SUPPLIED ENTRIES ▸
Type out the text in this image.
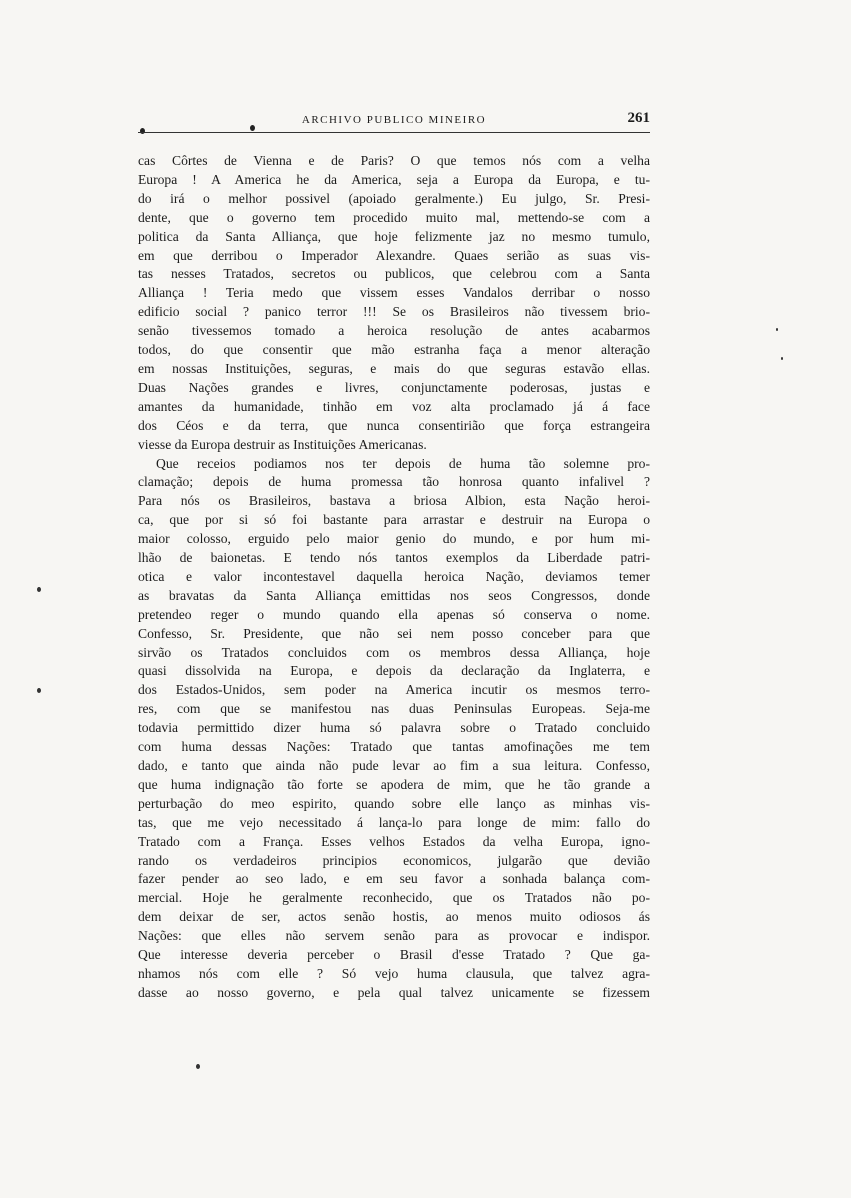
ARCHIVO PUBLICO MINEIRO	261
cas Côrtes de Vienna e de Paris? O que temos nós com a velha
Europa ! A America he da America, seja a Europa da Europa, e tu-
do irá o melhor possivel (apoiado geralmente.) Eu julgo, Sr. Presi-
dente, que o governo tem procedido muito mal, mettendo-se com a
politica da Santa Alliança, que hoje felizmente jaz no mesmo tumulo,
em que derribou o Imperador Alexandre. Quaes serião as suas vis-
tas nesses Tratados, secretos ou publicos, que celebrou com a Santa
Alliança ! Teria medo que vissem esses Vandalos derribar o nosso
edificio social ? panico terror !!! Se os Brasileiros não tivessem brio-
senão tivessemos tomado a heroica resolução de antes acabarmos
todos, do que consentir que mão estranha faça a menor alteração
em nossas Instituições, seguras, e mais do que seguras estavão ellas.
Duas Nações grandes e livres, conjunctamente poderosas, justas e
amantes da humanidade, tinhão em voz alta proclamado já á face
dos Céos e da terra, que nunca consentirião que força estrangeira
viesse da Europa destruir as Instituições Americanas.
Que receios podiamos nos ter depois de huma tão solemne pro-
clamação; depois de huma promessa tão honrosa quanto infalivel ?
Para nós os Brasileiros, bastava a briosa Albion, esta Nação heroi-
ca, que por si só foi bastante para arrastar e destruir na Europa o
maior colosso, erguido pelo maior genio do mundo, e por hum mi-
lhão de baionetas. E tendo nós tantos exemplos da Liberdade patri-
otica e valor incontestavel daquella heroica Nação, deviamos temer
as bravatas da Santa Alliança emittidas nos seos Congressos, donde
pretendeo reger o mundo quando ella apenas só conserva o nome.
Confesso, Sr. Presidente, que não sei nem posso conceber para que
sirvão os Tratados concluidos com os membros dessa Alliança, hoje
quasi dissolvida na Europa, e depois da declaração da Inglaterra, e
dos Estados-Unidos, sem poder na America incutir os mesmos terro-
res, com que se manifestou nas duas Peninsulas Europeas. Seja-me
todavia permittido dizer huma só palavra sobre o Tratado concluido
com huma dessas Nações: Tratado que tantas amofinações me tem
dado, e tanto que ainda não pude levar ao fim a sua leitura. Confesso,
que huma indignação tão forte se apodera de mim, que he tão grande a
perturbação do meo espirito, quando sobre elle lanço as minhas vis-
tas, que me vejo necessitado á lança-lo para longe de mim: fallo do
Tratado com a França. Esses velhos Estados da velha Europa, igno-
rando os verdadeiros principios economicos, julgarão que devião
fazer pender ao seo lado, e em seu favor a sonhada balança com-
mercial. Hoje he geralmente reconhecido, que os Tratados não po-
dem deixar de ser, actos senão hostis, ao menos muito odiosos ás
Nações: que elles não servem senão para as provocar e indispor.
Que interesse deveria perceber o Brasil d'esse Tratado ? Que ga-
nhamos nós com elle ? Só vejo huma clausula, que talvez agra-
dasse ao nosso governo, e pela qual talvez unicamente se fizessem
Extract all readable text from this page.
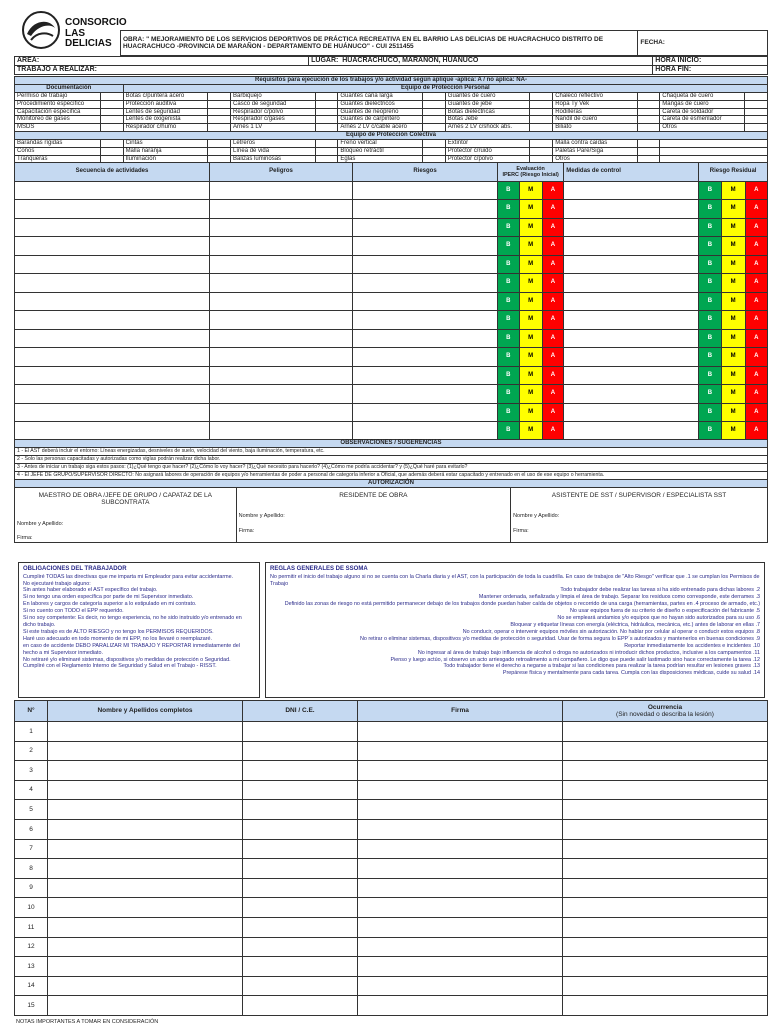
CONSORCIO
LAS DELICIAS	OBRA: " MEJORAMIENTO DE LOS SERVICIOS DEPORTIVOS DE PRÁCTICA RECREATIVA EN EL BARRIO LAS DELICIAS DE HUACRACHUCO DISTRITO DE HUACRACHUCO -PROVINCIA DE MARAÑON - DEPARTAMENTO DE HUÁNUCO" - CUI 2511455	FECHA:
AREA:	LUGAR: HUACRACHUCO, MARAÑON, HUANUCO	HORA INICIO:
TRABAJO A REALIZAR:		HORA FIN:
Requisitos para ejecución de los trabajos y/o actividad según aplique -aplica: A / no aplica: NA-													
Documentación		Equipo de Protección Personal											
Permiso de trabajo		Botas c/puntera acero		Barbiquejo		Guantes caña larga		Guantes de cuero		Chaleco reflectivo		Chaqueta de cuero	
Procedimiento específico		Protección auditiva		Casco de seguridad		Guantes dieléctricos		Guantes de jebe		Ropa Ty Vek		Mangas de cuero	
Capacitación específica		Lentes de seguridad		Respirador c/polvo		Guantes de neopreno		Botas dieléctricas		Rodilleras		Careta de soldador	
Monitoreo de gases		Lentes de oxigenista		Respirador c/gases		Guantes de carpintero		Botas Jebe		Nandil de cuero		Careta de esmerilador	
MSDS		Respirador c/humo		Arnés 1 LV		Arnés 2 LV c/cable acero		Arnés 2 LV c/shock abs.		Biliato		Otros	
Equipo de Protección Colectiva													
Barandas rígidas		Cintas		Letreros		Freno vertical		Extintor		Malla contra caídas			
Conos		Malla naranja		Línea de vida		Bloqueo retráctil		Protector c/ruido		Paletas Pare/Siga			
Tranqueras		Iluminación		Balizas luminosas		Eglas		Protector c/polvo		Otros			
Secuencia de actividades	Peligros	Riesgos	Evaluación
IPERC (Riesgo Inicial)			Medidas de control	Riesgo Residual		
			B	M	A		B	M	A
			B	M	A		B	M	A
			B	M	A		B	M	A
			B	M	A		B	M	A
			B	M	A		B	M	A
			B	M	A		B	M	A
			B	M	A		B	M	A
			B	M	A		B	M	A
			B	M	A		B	M	A
			B	M	A		B	M	A
			B	M	A		B	M	A
			B	M	A		B	M	A
			B	M	A		B	M	A
			B	M	A		B	M	A
OBSERVACIONES / SUGERENCIAS
1 - El AST deberá incluir el entorno: Líneas energizadas, desniveles de suelo, velocidad del viento, baja iluminación, temperatura, etc.
2 - Solo las personas capacitadas y autorizadas como vigías podrán realizar dicha labor.
3 - Antes de iniciar un trabajo siga estos pasos: (1)¿Qué tengo que hacer? (2)¿Cómo lo voy hacer? (3)¿Qué necesito para hacerlo? (4)¿Cómo me podría accidentar? y (5)¿Qué haré para evitarlo?
4 - El JEFE DE GRUPO/SUPERVISOR DIRECTO: No asignará labores de operación de equipos y/o herramientas de poder a personal de categoría inferior a Oficial, que además deberá estar capacitado y entrenado en el uso de ese equipo o herramienta.
AUTORIZACIÓN
MAESTRO DE OBRA /JEFE DE GRUPO / CAPATAZ DE LA SUBCONTRATA
Nombre y Apellido:
Firma:

RESIDENTE DE OBRA
Nombre y Apellido:
Firma:

ASISTENTE DE SST / SUPERVISOR / ESPECIALISTA SST
Nombre y Apellido:
Firma:
OBLIGACIONES DEL TRABAJADOR
Cumpliré TODAS las directivas que me imparta mi Empleador para evitar accidentarme.
No ejecutaré trabajo alguno:
Sin antes haber elaborado el AST específico del trabajo.
Si no tengo una orden específica por parte de mi Supervisor inmediato.
En labores y cargos de categoría superior a lo estipulado en mi contrato.
Si no cuento con TODO el EPP requerido.
Si no soy competente: Es decir, no tengo experiencia, no he sido instruido y/o entrenado en dicho trabajo.
Si este trabajo es de ALTO RIESGO y no tengo los PERMISOS REQUERIDOS.
Haré uso adecuado en todo momento de mi EPP, no los llevaré o reemplazaré.
en caso de accidente DEBO PARALIZAR MI TRABAJO Y REPORTAR inmediatamente del hecho a mi Supervisor inmediato.
No retiraré y/o eliminaré sistemas, dispositivos y/o medidas de protección o Seguridad.
Cumpliré con el Reglamento Interno de Seguridad y Salud en el Trabajo - RISST.
REGLAS GENERALES DE SSOMA
No permitir el inicio del trabajo alguno si no se cuenta con la Charla diaria y el AST, con la participación de toda la cuadrilla. En caso de trabajos de "Alto Riesgo" verificar que .1 se cumplan los Permisos de Trabajo
Todo trabajador debe realizar las tareas si ha sido entrenado para dichas labores .2
Mantener ordenada, señalizada y limpia el área de trabajo. Separar los residuos como corresponde, este derrames .3
Definido las zonas de riesgo no está permitido permanecer debajo de los trabajos donde puedan haber caída de objetos o recorrido de una carga (herramientas, partes en .4 proceso de armado, etc.)
No usar equipos fuera de su criterio de diseño o especificación del fabricante .5
No se empleará andamios y/o equipos que no hayan sido autorizados para su uso .6
Bloquear y etiquetar líneas con energía (eléctrica, hidráulica, mecánica, etc.) antes de laborar en ellas .7
No conducir, operar o intervenir equipos móviles sin autorización. No hablar por celular al operar o conducir estos equipos .8
No retirar o eliminar sistemas, dispositivos y/o medidas de protección o seguridad. Usar de forma segura lo EPP´s autorizados y mantenerlos en buenas condiciones .9
Reportar inmediatamente los accidentes e incidentes .10
No ingresar al área de trabajo bajo influencia de alcohol o droga no autorizados ni introducir dichos productos, inclusive a los campamentos .11
Pienso y luego actúo, si observo un acto arriesgado retroalimento a mi compañero. Le digo que puede salir lastimado sino hace correctamente la tarea .12
Todo trabajador tiene el derecho a negarse a trabajar si las condiciones para realizar la tarea podrían resultar en lesiones graves .13
Prepárese física y mentalmente para cada tarea. Cumpla con las disposiciones médicas, cuide su salud .14
N°	Nombre y Apellidos completos	DNI / C.E.	Firma	Ocurrencia
(Sin novedad o describa la lesión)

1				
2				
3				
4				
5				
6				
7				
8				
9				
10				
11				
12				
13				
14				
15				
NOTAS IMPORTANTES A TOMAR EN CONSIDERACIÓN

PROBLEM REQUIREMENTS ▸ Gather all the lines that include the word "acero" and copy them out.

IN RESPONSE ▸
Permiso de trabajo		Botas c/puntera acero		Barbiquejo		Guantes caña larga		Guantes de cuero		Chaleco reflectivo		Chaqueta de cuero	
MSDS		Respirador c/humo		Arnés 1 LV		Arnés 2 LV c/cable acero		Arnés 2 LV c/shock abs.		Biliato		Otros	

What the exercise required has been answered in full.